# [Given instruction]
Go through the entries below and print each one exactly, leaving out pictures.

Figure content listings
# # # #

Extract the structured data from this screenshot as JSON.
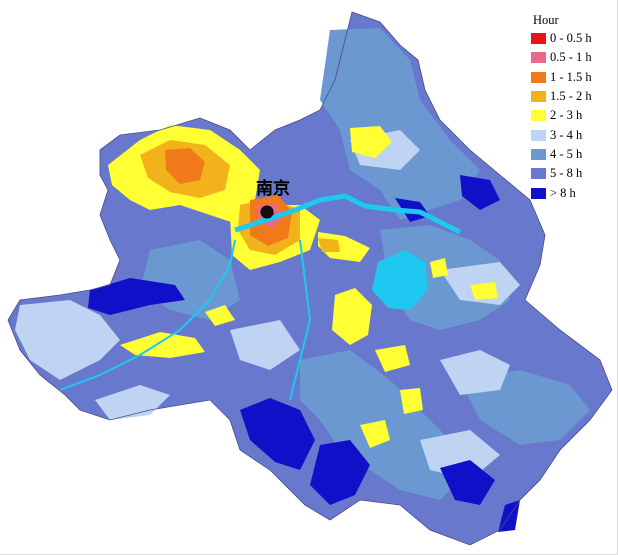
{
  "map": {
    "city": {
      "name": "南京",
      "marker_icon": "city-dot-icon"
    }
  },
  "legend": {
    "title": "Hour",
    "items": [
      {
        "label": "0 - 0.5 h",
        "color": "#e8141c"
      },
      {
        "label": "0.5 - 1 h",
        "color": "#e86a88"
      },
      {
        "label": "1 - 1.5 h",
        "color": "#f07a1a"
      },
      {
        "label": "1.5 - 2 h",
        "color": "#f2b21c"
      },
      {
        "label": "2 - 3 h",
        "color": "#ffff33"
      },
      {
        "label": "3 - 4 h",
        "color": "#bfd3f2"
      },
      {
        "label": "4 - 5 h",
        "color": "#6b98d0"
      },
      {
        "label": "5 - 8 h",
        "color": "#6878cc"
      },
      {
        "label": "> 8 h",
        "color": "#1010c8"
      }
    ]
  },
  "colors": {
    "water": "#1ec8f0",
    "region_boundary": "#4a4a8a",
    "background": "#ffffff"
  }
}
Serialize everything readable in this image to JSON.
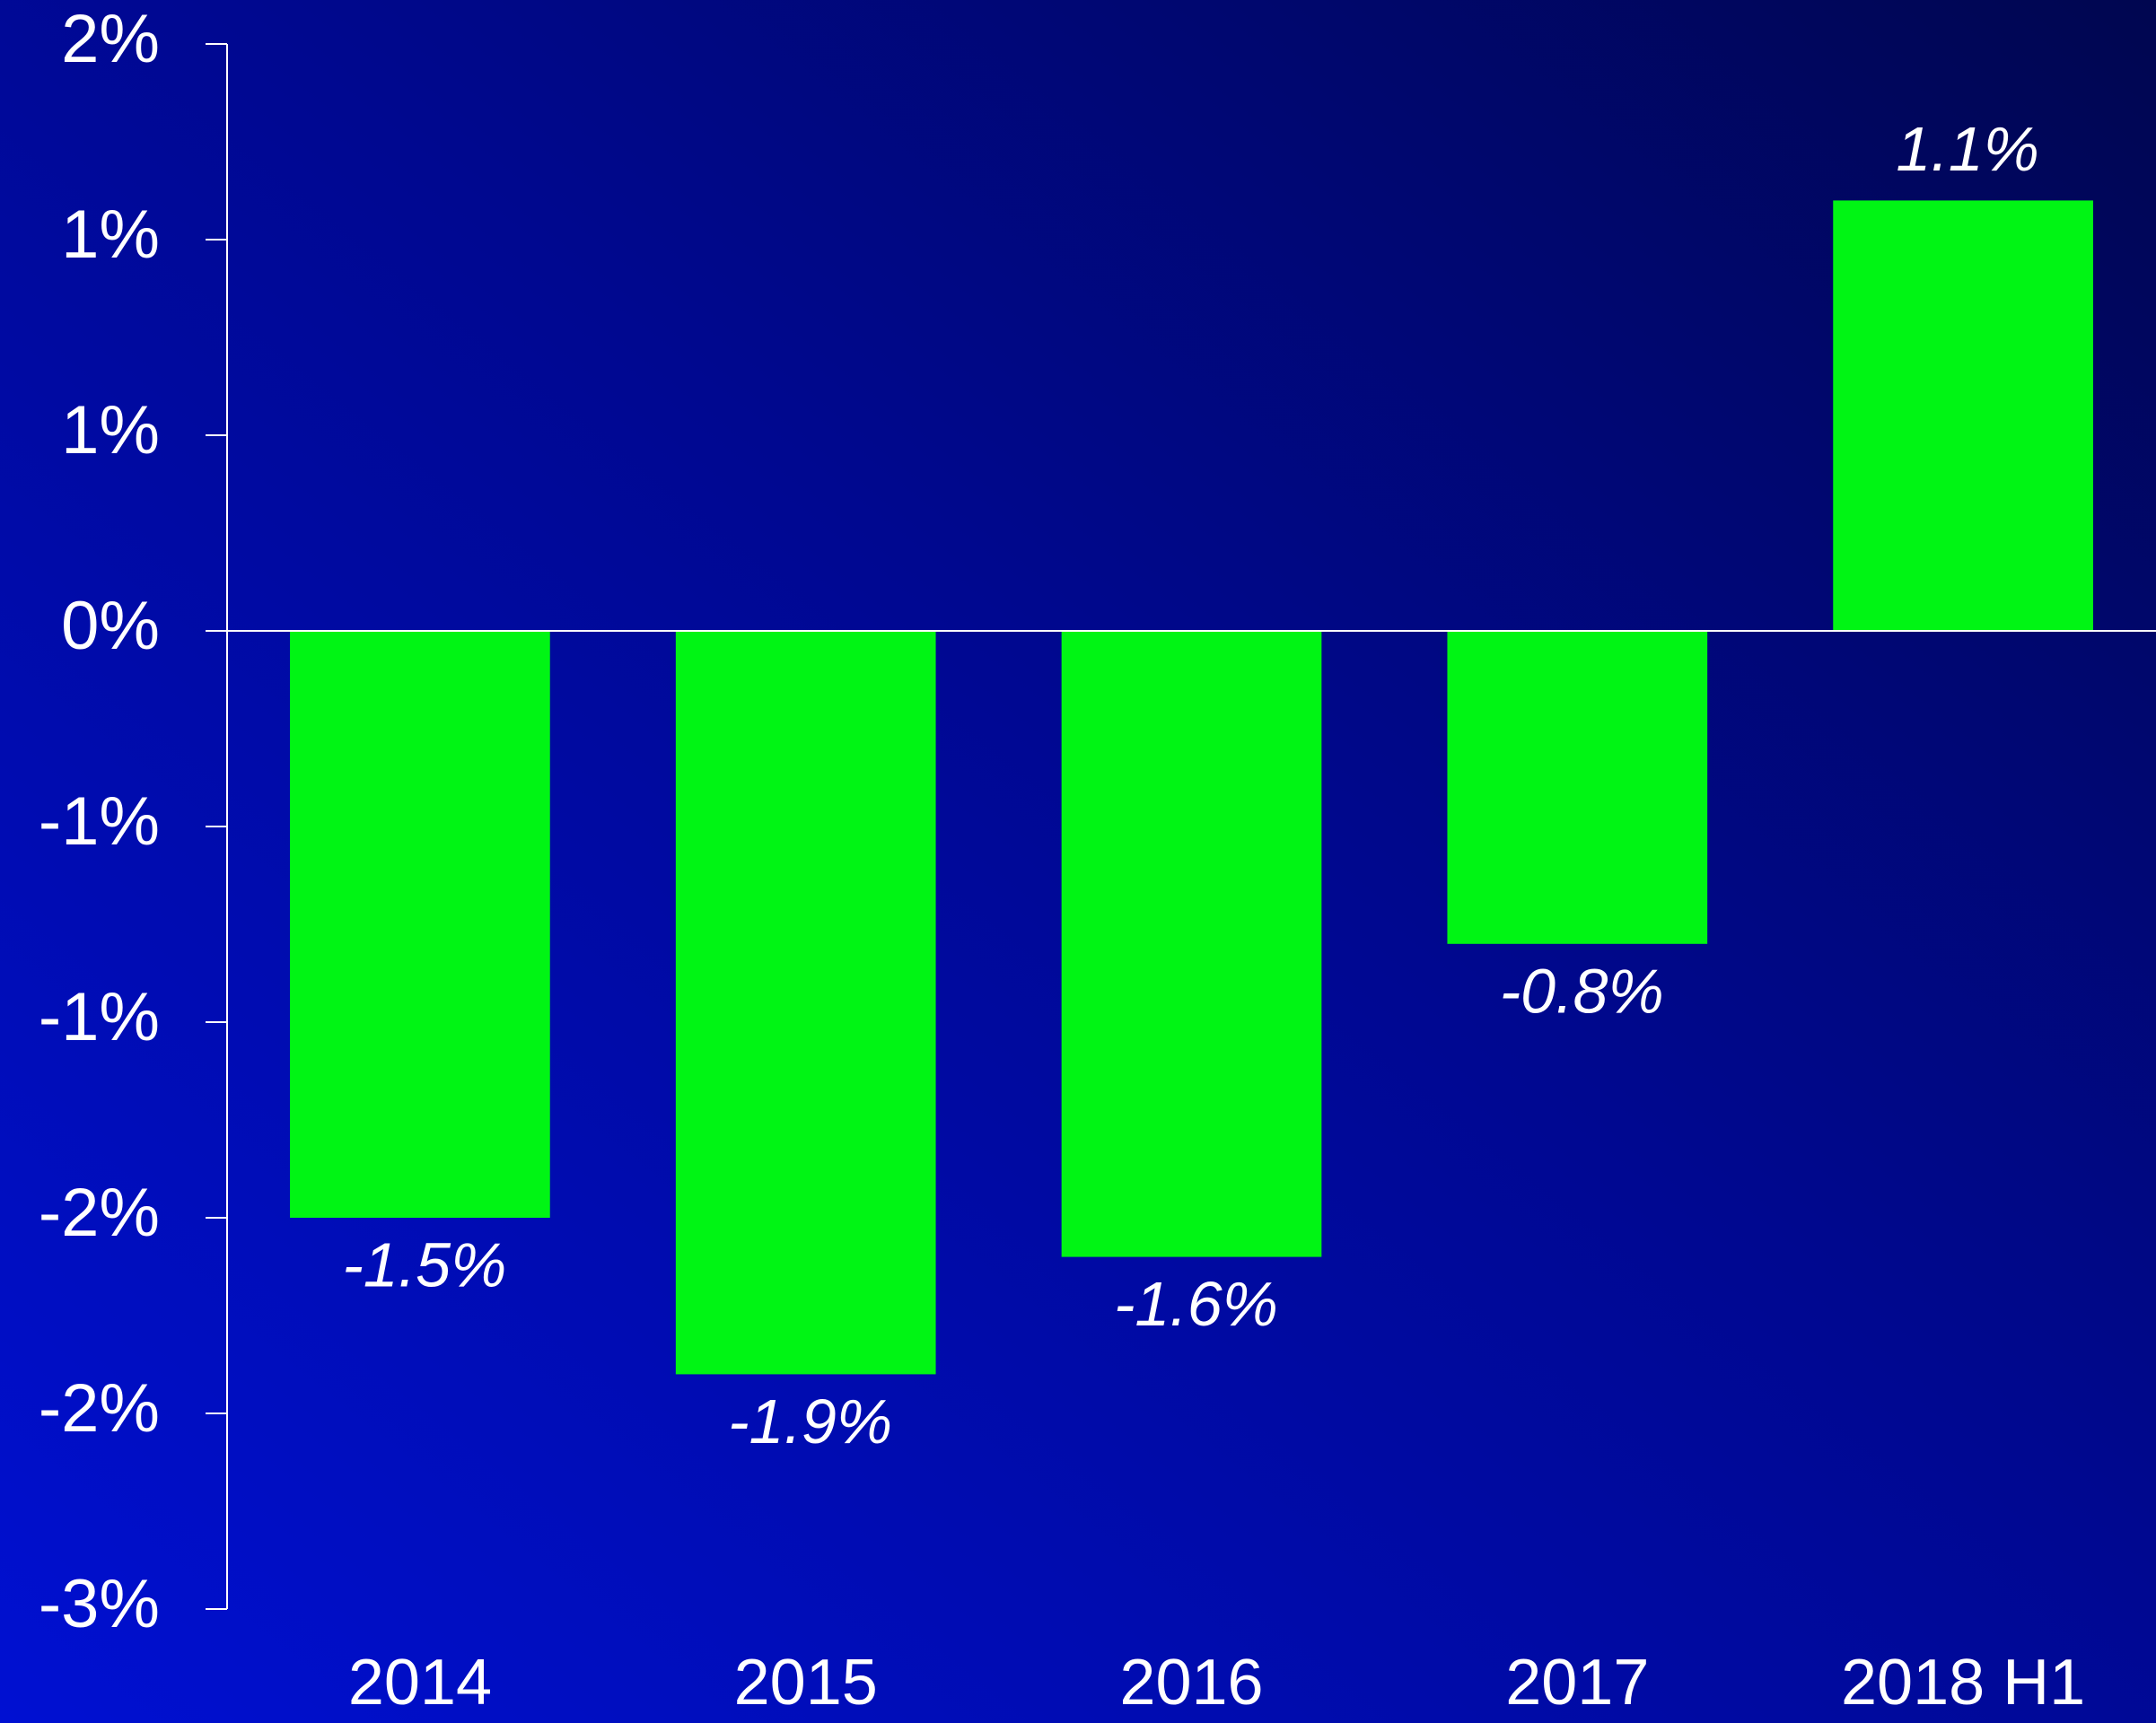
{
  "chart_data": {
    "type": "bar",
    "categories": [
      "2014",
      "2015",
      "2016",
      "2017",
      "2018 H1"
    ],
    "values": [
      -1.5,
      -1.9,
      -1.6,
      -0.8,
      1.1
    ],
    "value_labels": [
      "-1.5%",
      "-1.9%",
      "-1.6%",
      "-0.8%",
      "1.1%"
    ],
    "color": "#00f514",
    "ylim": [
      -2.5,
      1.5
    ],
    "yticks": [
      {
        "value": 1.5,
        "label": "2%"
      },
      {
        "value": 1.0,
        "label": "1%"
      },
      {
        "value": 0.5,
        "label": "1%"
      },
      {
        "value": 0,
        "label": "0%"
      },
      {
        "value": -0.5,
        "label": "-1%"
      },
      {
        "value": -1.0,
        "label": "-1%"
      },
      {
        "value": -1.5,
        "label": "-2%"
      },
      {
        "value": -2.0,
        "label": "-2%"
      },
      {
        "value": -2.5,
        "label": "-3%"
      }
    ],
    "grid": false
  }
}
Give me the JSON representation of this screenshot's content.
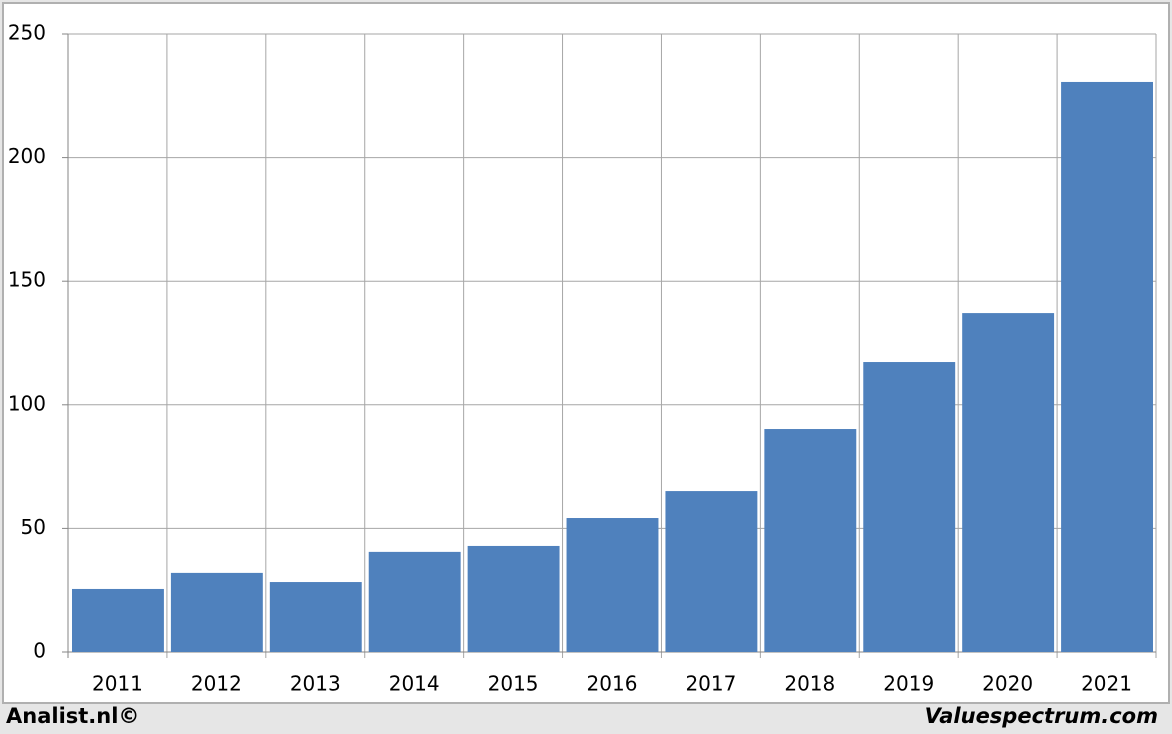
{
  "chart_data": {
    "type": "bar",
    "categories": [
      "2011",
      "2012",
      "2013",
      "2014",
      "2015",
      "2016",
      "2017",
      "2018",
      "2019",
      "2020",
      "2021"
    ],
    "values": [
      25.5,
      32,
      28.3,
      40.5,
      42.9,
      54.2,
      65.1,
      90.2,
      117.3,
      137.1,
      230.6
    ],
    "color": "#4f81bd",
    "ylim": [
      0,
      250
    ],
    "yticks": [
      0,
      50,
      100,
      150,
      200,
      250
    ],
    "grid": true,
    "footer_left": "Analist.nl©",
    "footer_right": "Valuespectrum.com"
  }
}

# # # #

# [Response for this exercise]
Extract the structured data from this screenshot as JSON.
{
  "map": {
    "city": {
      "name": "南京",
      "marker_icon": "city-dot-icon"
    }
  },
  "legend": {
    "title": "Hour",
    "items": [
      {
        "label": "0 - 0.5 h",
        "color": "#e8141c"
      },
      {
        "label": "0.5 - 1 h",
        "color": "#e86a88"
      },
      {
        "label": "1 - 1.5 h",
        "color": "#f07a1a"
      },
      {
        "label": "1.5 - 2 h",
        "color": "#f2b21c"
      },
      {
        "label": "2 - 3 h",
        "color": "#ffff33"
      },
      {
        "label": "3 - 4 h",
        "color": "#bfd3f2"
      },
      {
        "label": "4 - 5 h",
        "color": "#6b98d0"
      },
      {
        "label": "5 - 8 h",
        "color": "#6878cc"
      },
      {
        "label": "> 8 h",
        "color": "#1010c8"
      }
    ]
  },
  "colors": {
    "water": "#1ec8f0",
    "region_boundary": "#4a4a8a",
    "background": "#ffffff"
  }
}
Serialize everything readable in this image to JSON.
{
  "chart_data": {
    "type": "bar",
    "categories": [
      "2014",
      "2015",
      "2016",
      "2017",
      "2018 H1"
    ],
    "values": [
      -1.5,
      -1.9,
      -1.6,
      -0.8,
      1.1
    ],
    "value_labels": [
      "-1.5%",
      "-1.9%",
      "-1.6%",
      "-0.8%",
      "1.1%"
    ],
    "color": "#00f514",
    "ylim": [
      -2.5,
      1.5
    ],
    "yticks": [
      {
        "value": 1.5,
        "label": "2%"
      },
      {
        "value": 1.0,
        "label": "1%"
      },
      {
        "value": 0.5,
        "label": "1%"
      },
      {
        "value": 0,
        "label": "0%"
      },
      {
        "value": -0.5,
        "label": "-1%"
      },
      {
        "value": -1.0,
        "label": "-1%"
      },
      {
        "value": -1.5,
        "label": "-2%"
      },
      {
        "value": -2.0,
        "label": "-2%"
      },
      {
        "value": -2.5,
        "label": "-3%"
      }
    ],
    "grid": false
  }
}
Give me the JSON representation of this screenshot's content.
{
  "chart_data": {
    "type": "bar",
    "categories": [
      "2011",
      "2012",
      "2013",
      "2014",
      "2015",
      "2016",
      "2017",
      "2018",
      "2019",
      "2020",
      "2021"
    ],
    "values": [
      25.5,
      32,
      28.3,
      40.5,
      42.9,
      54.2,
      65.1,
      90.2,
      117.3,
      137.1,
      230.6
    ],
    "color": "#4f81bd",
    "ylim": [
      0,
      250
    ],
    "yticks": [
      0,
      50,
      100,
      150,
      200,
      250
    ],
    "grid": true,
    "footer_left": "Analist.nl©",
    "footer_right": "Valuespectrum.com"
  }
}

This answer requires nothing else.